■ Exercise aim ■
Every record here should be printed again exactly.

Saved entries:
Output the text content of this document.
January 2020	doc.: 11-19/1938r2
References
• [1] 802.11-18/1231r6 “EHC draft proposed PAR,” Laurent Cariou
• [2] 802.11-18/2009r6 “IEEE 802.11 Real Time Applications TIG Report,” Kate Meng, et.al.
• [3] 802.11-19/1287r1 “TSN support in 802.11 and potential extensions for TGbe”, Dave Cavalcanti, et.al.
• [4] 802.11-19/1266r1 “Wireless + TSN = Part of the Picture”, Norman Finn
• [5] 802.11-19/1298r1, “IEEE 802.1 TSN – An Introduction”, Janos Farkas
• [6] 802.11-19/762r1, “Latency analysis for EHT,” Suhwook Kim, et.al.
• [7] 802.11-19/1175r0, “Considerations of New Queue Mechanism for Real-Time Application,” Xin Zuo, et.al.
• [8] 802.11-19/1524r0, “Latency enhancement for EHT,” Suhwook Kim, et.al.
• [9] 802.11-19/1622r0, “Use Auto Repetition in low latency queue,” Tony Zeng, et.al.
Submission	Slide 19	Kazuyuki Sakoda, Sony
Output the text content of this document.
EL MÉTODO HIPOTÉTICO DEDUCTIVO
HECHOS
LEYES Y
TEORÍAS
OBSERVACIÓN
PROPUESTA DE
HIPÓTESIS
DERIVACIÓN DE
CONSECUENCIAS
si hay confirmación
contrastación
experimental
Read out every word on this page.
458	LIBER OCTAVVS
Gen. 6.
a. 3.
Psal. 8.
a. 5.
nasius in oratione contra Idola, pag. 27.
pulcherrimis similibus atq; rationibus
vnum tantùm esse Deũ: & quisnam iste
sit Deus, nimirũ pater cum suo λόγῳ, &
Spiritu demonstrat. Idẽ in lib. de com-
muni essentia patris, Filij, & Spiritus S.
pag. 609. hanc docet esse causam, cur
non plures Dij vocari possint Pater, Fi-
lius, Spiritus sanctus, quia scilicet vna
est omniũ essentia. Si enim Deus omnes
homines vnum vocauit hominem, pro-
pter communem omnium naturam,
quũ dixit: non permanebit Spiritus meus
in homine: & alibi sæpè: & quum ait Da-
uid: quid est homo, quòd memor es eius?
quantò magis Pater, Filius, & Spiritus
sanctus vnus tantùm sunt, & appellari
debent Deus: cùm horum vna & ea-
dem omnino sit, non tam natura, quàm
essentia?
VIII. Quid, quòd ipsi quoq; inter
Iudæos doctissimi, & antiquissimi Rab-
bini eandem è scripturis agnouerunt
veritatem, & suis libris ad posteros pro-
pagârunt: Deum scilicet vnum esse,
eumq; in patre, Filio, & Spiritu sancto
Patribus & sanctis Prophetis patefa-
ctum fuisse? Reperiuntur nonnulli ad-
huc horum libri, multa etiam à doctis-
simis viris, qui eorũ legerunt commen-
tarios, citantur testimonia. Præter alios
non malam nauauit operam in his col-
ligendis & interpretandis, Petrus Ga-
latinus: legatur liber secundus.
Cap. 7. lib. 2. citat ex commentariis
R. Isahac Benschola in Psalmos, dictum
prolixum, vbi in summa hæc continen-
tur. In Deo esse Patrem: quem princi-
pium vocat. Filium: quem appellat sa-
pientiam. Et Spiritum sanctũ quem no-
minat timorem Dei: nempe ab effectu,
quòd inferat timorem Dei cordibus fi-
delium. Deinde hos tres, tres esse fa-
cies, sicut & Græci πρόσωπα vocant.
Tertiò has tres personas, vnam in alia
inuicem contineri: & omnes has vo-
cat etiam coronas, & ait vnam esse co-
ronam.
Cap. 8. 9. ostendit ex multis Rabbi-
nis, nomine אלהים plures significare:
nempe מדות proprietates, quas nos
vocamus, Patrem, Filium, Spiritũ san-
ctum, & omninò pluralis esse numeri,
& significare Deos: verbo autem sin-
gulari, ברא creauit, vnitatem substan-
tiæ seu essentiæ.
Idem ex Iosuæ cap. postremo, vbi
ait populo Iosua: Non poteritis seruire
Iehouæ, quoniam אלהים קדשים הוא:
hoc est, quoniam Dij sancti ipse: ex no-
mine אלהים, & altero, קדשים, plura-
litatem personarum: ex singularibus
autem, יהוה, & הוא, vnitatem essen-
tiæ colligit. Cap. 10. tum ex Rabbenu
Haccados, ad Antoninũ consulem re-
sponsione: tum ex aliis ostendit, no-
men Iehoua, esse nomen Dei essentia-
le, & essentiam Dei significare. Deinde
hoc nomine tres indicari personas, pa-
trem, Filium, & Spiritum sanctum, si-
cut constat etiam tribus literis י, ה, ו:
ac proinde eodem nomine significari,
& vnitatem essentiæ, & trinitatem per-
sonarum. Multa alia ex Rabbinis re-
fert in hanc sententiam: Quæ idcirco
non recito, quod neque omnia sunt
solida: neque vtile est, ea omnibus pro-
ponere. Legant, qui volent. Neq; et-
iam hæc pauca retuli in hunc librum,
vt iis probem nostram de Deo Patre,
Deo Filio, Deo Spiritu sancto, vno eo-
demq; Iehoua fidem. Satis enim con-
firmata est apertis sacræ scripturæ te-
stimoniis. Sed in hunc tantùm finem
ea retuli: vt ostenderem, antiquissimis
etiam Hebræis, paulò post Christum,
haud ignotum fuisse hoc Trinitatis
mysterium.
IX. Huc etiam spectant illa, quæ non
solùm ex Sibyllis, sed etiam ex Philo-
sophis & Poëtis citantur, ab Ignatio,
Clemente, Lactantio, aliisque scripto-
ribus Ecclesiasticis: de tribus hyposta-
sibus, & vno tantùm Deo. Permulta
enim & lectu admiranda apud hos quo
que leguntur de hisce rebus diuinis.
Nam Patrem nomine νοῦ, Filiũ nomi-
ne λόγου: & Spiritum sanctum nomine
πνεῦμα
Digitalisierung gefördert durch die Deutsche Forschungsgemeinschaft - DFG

■ Problem solution ■
Output the text content of this document.
January 2020	doc.: 11-19/1938r2
References
• [1] 802.11-18/1231r6 “EHC draft proposed PAR,” Laurent Cariou
• [2] 802.11-18/2009r6 “IEEE 802.11 Real Time Applications TIG Report,” Kate Meng, et.al.
• [3] 802.11-19/1287r1 “TSN support in 802.11 and potential extensions for TGbe”, Dave Cavalcanti, et.al.
• [4] 802.11-19/1266r1 “Wireless + TSN = Part of the Picture”, Norman Finn
• [5] 802.11-19/1298r1, “IEEE 802.1 TSN – An Introduction”, Janos Farkas
• [6] 802.11-19/762r1, “Latency analysis for EHT,” Suhwook Kim, et.al.
• [7] 802.11-19/1175r0, “Considerations of New Queue Mechanism for Real-Time Application,” Xin Zuo, et.al.
• [8] 802.11-19/1524r0, “Latency enhancement for EHT,” Suhwook Kim, et.al.
• [9] 802.11-19/1622r0, “Use Auto Repetition in low latency queue,” Tony Zeng, et.al.
Submission	Slide 19	Kazuyuki Sakoda, Sony
Output the text content of this document.
EL MÉTODO HIPOTÉTICO DEDUCTIVO
HECHOS
LEYES Y
TEORÍAS
OBSERVACIÓN
PROPUESTA DE
HIPÓTESIS
DERIVACIÓN DE
CONSECUENCIAS
si hay confirmación
contrastación
experimental
Read out every word on this page.
458	LIBER OCTAVVS
Gen. 6.
a. 3.
Psal. 8.
a. 5.
nasius in oratione contra Idola, pag. 27.
pulcherrimis similibus atq; rationibus
vnum tantùm esse Deũ: & quisnam iste
sit Deus, nimirũ pater cum suo λόγῳ, &
Spiritu demonstrat. Idẽ in lib. de com-
muni essentia patris, Filij, & Spiritus S.
pag. 609. hanc docet esse causam, cur
non plures Dij vocari possint Pater, Fi-
lius, Spiritus sanctus, quia scilicet vna
est omniũ essentia. Si enim Deus omnes
homines vnum vocauit hominem, pro-
pter communem omnium naturam,
quũ dixit: non permanebit Spiritus meus
in homine: & alibi sæpè: & quum ait Da-
uid: quid est homo, quòd memor es eius?
quantò magis Pater, Filius, & Spiritus
sanctus vnus tantùm sunt, & appellari
debent Deus: cùm horum vna & ea-
dem omnino sit, non tam natura, quàm
essentia?
VIII. Quid, quòd ipsi quoq; inter
Iudæos doctissimi, & antiquissimi Rab-
bini eandem è scripturis agnouerunt
veritatem, & suis libris ad posteros pro-
pagârunt: Deum scilicet vnum esse,
eumq; in patre, Filio, & Spiritu sancto
Patribus & sanctis Prophetis patefa-
ctum fuisse? Reperiuntur nonnulli ad-
huc horum libri, multa etiam à doctis-
simis viris, qui eorũ legerunt commen-
tarios, citantur testimonia. Præter alios
non malam nauauit operam in his col-
ligendis & interpretandis, Petrus Ga-
latinus: legatur liber secundus.
Cap. 7. lib. 2. citat ex commentariis
R. Isahac Benschola in Psalmos, dictum
prolixum, vbi in summa hæc continen-
tur. In Deo esse Patrem: quem princi-
pium vocat. Filium: quem appellat sa-
pientiam. Et Spiritum sanctũ quem no-
minat timorem Dei: nempe ab effectu,
quòd inferat timorem Dei cordibus fi-
delium. Deinde hos tres, tres esse fa-
cies, sicut & Græci πρόσωπα vocant.
Tertiò has tres personas, vnam in alia
inuicem contineri: & omnes has vo-
cat etiam coronas, & ait vnam esse co-
ronam.
Cap. 8. 9. ostendit ex multis Rabbi-
nis, nomine אלהים plures significare:
nempe מדות proprietates, quas nos
vocamus, Patrem, Filium, Spiritũ san-
ctum, & omninò pluralis esse numeri,
& significare Deos: verbo autem sin-
gulari, ברא creauit, vnitatem substan-
tiæ seu essentiæ.
Idem ex Iosuæ cap. postremo, vbi
ait populo Iosua: Non poteritis seruire
Iehouæ, quoniam אלהים קדשים הוא:
hoc est, quoniam Dij sancti ipse: ex no-
mine אלהים, & altero, קדשים, plura-
litatem personarum: ex singularibus
autem, יהוה, & הוא, vnitatem essen-
tiæ colligit. Cap. 10. tum ex Rabbenu
Haccados, ad Antoninũ consulem re-
sponsione: tum ex aliis ostendit, no-
men Iehoua, esse nomen Dei essentia-
le, & essentiam Dei significare. Deinde
hoc nomine tres indicari personas, pa-
trem, Filium, & Spiritum sanctum, si-
cut constat etiam tribus literis י, ה, ו:
ac proinde eodem nomine significari,
& vnitatem essentiæ, & trinitatem per-
sonarum. Multa alia ex Rabbinis re-
fert in hanc sententiam: Quæ idcirco
non recito, quod neque omnia sunt
solida: neque vtile est, ea omnibus pro-
ponere. Legant, qui volent. Neq; et-
iam hæc pauca retuli in hunc librum,
vt iis probem nostram de Deo Patre,
Deo Filio, Deo Spiritu sancto, vno eo-
demq; Iehoua fidem. Satis enim con-
firmata est apertis sacræ scripturæ te-
stimoniis. Sed in hunc tantùm finem
ea retuli: vt ostenderem, antiquissimis
etiam Hebræis, paulò post Christum,
haud ignotum fuisse hoc Trinitatis
mysterium.
IX. Huc etiam spectant illa, quæ non
solùm ex Sibyllis, sed etiam ex Philo-
sophis & Poëtis citantur, ab Ignatio,
Clemente, Lactantio, aliisque scripto-
ribus Ecclesiasticis: de tribus hyposta-
sibus, & vno tantùm Deo. Permulta
enim & lectu admiranda apud hos quo
que leguntur de hisce rebus diuinis.
Nam Patrem nomine νοῦ, Filiũ nomi-
ne λόγου: & Spiritum sanctum nomine
πνεῦμα
Digitalisierung gefördert durch die Deutsche Forschungsgemeinschaft - DFG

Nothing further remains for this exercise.